* Given information
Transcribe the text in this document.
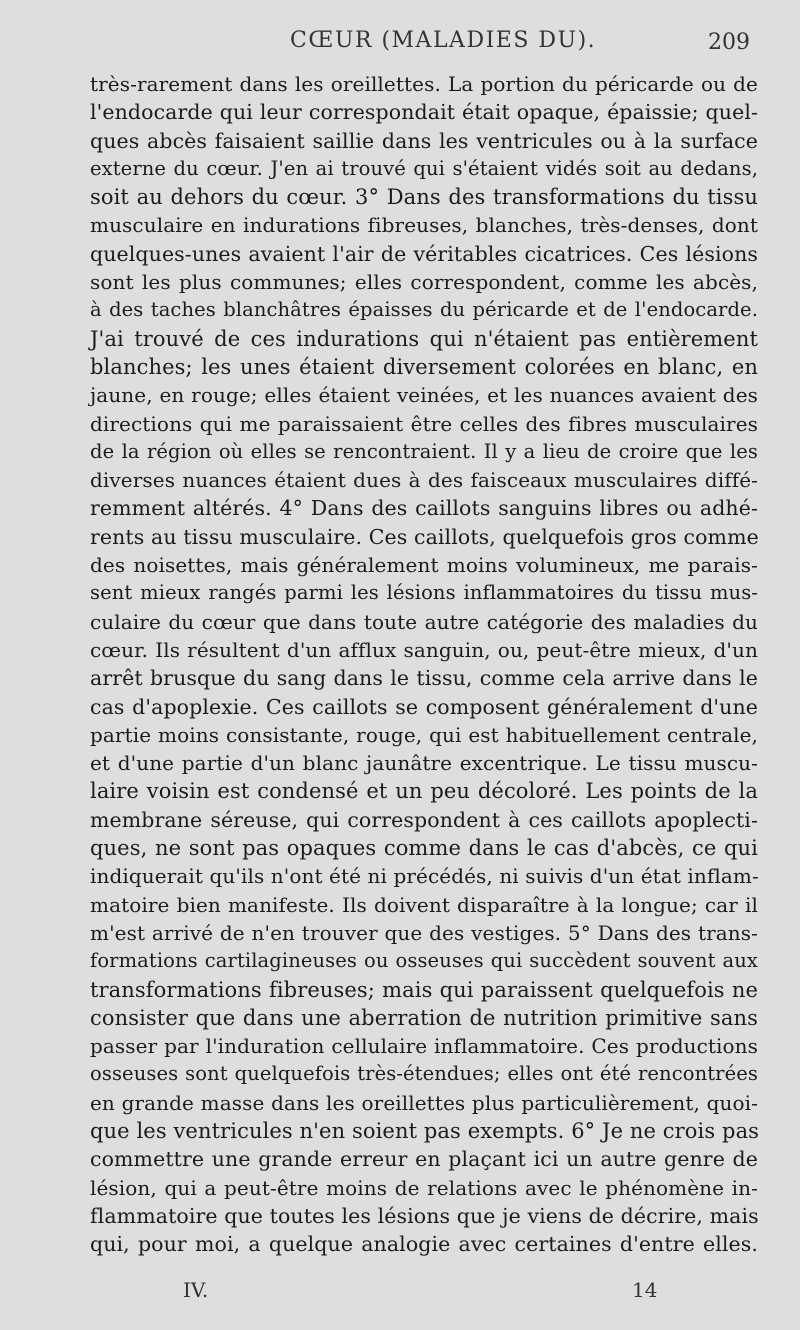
CŒUR (MALADIES DU).	209
très-rarement dans les oreillettes. La portion du péricarde ou de
l'endocarde qui leur correspondait était opaque, épaissie; quel-
ques abcès faisaient saillie dans les ventricules ou à la surface
externe du cœur. J'en ai trouvé qui s'étaient vidés soit au dedans,
soit au dehors du cœur. 3° Dans des transformations du tissu
musculaire en indurations fibreuses, blanches, très-denses, dont
quelques-unes avaient l'air de véritables cicatrices. Ces lésions
sont les plus communes; elles correspondent, comme les abcès,
à des taches blanchâtres épaisses du péricarde et de l'endocarde.
J'ai trouvé de ces indurations qui n'étaient pas entièrement
blanches; les unes étaient diversement colorées en blanc, en
jaune, en rouge; elles étaient veinées, et les nuances avaient des
directions qui me paraissaient être celles des fibres musculaires
de la région où elles se rencontraient. Il y a lieu de croire que les
diverses nuances étaient dues à des faisceaux musculaires diffé-
remment altérés. 4° Dans des caillots sanguins libres ou adhé-
rents au tissu musculaire. Ces caillots, quelquefois gros comme
des noisettes, mais généralement moins volumineux, me parais-
sent mieux rangés parmi les lésions inflammatoires du tissu mus-
culaire du cœur que dans toute autre catégorie des maladies du
cœur. Ils résultent d'un afflux sanguin, ou, peut-être mieux, d'un
arrêt brusque du sang dans le tissu, comme cela arrive dans le
cas d'apoplexie. Ces caillots se composent généralement d'une
partie moins consistante, rouge, qui est habituellement centrale,
et d'une partie d'un blanc jaunâtre excentrique. Le tissu muscu-
laire voisin est condensé et un peu décoloré. Les points de la
membrane séreuse, qui correspondent à ces caillots apoplecti-
ques, ne sont pas opaques comme dans le cas d'abcès, ce qui
indiquerait qu'ils n'ont été ni précédés, ni suivis d'un état inflam-
matoire bien manifeste. Ils doivent disparaître à la longue; car il
m'est arrivé de n'en trouver que des vestiges. 5° Dans des trans-
formations cartilagineuses ou osseuses qui succèdent souvent aux
transformations fibreuses; mais qui paraissent quelquefois ne
consister que dans une aberration de nutrition primitive sans
passer par l'induration cellulaire inflammatoire. Ces productions
osseuses sont quelquefois très-étendues; elles ont été rencontrées
en grande masse dans les oreillettes plus particulièrement, quoi-
que les ventricules n'en soient pas exempts. 6° Je ne crois pas
commettre une grande erreur en plaçant ici un autre genre de
lésion, qui a peut-être moins de relations avec le phénomène in-
flammatoire que toutes les lésions que je viens de décrire, mais
qui, pour moi, a quelque analogie avec certaines d'entre elles.
IV.	14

* To be done
Repeat all the data as it stands, dropping any images it holds.

* Complete response
Transcribe the text in this document.
CŒUR (MALADIES DU).	209
très-rarement dans les oreillettes. La portion du péricarde ou de
l'endocarde qui leur correspondait était opaque, épaissie; quel-
ques abcès faisaient saillie dans les ventricules ou à la surface
externe du cœur. J'en ai trouvé qui s'étaient vidés soit au dedans,
soit au dehors du cœur. 3° Dans des transformations du tissu
musculaire en indurations fibreuses, blanches, très-denses, dont
quelques-unes avaient l'air de véritables cicatrices. Ces lésions
sont les plus communes; elles correspondent, comme les abcès,
à des taches blanchâtres épaisses du péricarde et de l'endocarde.
J'ai trouvé de ces indurations qui n'étaient pas entièrement
blanches; les unes étaient diversement colorées en blanc, en
jaune, en rouge; elles étaient veinées, et les nuances avaient des
directions qui me paraissaient être celles des fibres musculaires
de la région où elles se rencontraient. Il y a lieu de croire que les
diverses nuances étaient dues à des faisceaux musculaires diffé-
remment altérés. 4° Dans des caillots sanguins libres ou adhé-
rents au tissu musculaire. Ces caillots, quelquefois gros comme
des noisettes, mais généralement moins volumineux, me parais-
sent mieux rangés parmi les lésions inflammatoires du tissu mus-
culaire du cœur que dans toute autre catégorie des maladies du
cœur. Ils résultent d'un afflux sanguin, ou, peut-être mieux, d'un
arrêt brusque du sang dans le tissu, comme cela arrive dans le
cas d'apoplexie. Ces caillots se composent généralement d'une
partie moins consistante, rouge, qui est habituellement centrale,
et d'une partie d'un blanc jaunâtre excentrique. Le tissu muscu-
laire voisin est condensé et un peu décoloré. Les points de la
membrane séreuse, qui correspondent à ces caillots apoplecti-
ques, ne sont pas opaques comme dans le cas d'abcès, ce qui
indiquerait qu'ils n'ont été ni précédés, ni suivis d'un état inflam-
matoire bien manifeste. Ils doivent disparaître à la longue; car il
m'est arrivé de n'en trouver que des vestiges. 5° Dans des trans-
formations cartilagineuses ou osseuses qui succèdent souvent aux
transformations fibreuses; mais qui paraissent quelquefois ne
consister que dans une aberration de nutrition primitive sans
passer par l'induration cellulaire inflammatoire. Ces productions
osseuses sont quelquefois très-étendues; elles ont été rencontrées
en grande masse dans les oreillettes plus particulièrement, quoi-
que les ventricules n'en soient pas exempts. 6° Je ne crois pas
commettre une grande erreur en plaçant ici un autre genre de
lésion, qui a peut-être moins de relations avec le phénomène in-
flammatoire que toutes les lésions que je viens de décrire, mais
qui, pour moi, a quelque analogie avec certaines d'entre elles.
IV.	14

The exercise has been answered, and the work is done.